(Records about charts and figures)
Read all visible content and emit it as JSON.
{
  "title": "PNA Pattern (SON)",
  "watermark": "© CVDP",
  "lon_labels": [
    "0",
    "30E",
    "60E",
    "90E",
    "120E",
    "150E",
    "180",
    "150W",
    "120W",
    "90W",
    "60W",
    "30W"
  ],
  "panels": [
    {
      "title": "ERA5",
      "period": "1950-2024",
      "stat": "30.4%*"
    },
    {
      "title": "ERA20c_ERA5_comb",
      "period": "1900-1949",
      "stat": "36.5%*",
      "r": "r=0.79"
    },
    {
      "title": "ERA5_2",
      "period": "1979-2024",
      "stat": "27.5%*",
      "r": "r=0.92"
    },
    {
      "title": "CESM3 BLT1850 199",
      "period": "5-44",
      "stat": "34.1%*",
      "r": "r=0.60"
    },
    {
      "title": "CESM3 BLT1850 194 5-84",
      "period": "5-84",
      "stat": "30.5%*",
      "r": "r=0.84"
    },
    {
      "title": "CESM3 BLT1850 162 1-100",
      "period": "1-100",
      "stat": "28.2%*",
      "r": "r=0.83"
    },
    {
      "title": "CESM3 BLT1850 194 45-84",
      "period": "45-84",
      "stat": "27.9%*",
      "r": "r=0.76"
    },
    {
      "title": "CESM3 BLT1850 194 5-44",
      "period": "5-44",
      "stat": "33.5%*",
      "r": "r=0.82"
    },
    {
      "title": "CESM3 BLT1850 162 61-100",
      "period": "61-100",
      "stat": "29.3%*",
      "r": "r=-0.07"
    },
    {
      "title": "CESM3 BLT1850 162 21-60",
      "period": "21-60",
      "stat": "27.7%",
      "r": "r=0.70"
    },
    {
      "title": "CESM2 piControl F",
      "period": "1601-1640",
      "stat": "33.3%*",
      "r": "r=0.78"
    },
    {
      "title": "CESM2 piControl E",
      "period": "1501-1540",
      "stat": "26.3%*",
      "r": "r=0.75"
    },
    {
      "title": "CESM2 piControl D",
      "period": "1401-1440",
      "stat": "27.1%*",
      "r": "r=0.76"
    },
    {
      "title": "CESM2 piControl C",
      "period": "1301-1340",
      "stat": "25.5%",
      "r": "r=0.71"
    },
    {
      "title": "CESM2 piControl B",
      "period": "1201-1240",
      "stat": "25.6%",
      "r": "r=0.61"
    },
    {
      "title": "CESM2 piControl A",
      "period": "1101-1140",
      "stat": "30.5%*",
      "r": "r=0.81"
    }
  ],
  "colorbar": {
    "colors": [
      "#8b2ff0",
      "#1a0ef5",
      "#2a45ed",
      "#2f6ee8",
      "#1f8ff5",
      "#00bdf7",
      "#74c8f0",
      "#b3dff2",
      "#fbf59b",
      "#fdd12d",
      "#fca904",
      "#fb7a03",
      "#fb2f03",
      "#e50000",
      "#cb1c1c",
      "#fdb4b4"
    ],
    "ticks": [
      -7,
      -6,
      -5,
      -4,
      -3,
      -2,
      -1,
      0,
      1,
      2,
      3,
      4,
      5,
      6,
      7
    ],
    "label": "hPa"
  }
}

- REQUIRED TASK -
Return all lines with the word "piControl" in them.

- TASK RESULT -
      "title": "CESM2 piControl F",
      "title": "CESM2 piControl E",
      "title": "CESM2 piControl D",
      "title": "CESM2 piControl C",
      "title": "CESM2 piControl B",
      "title": "CESM2 piControl A",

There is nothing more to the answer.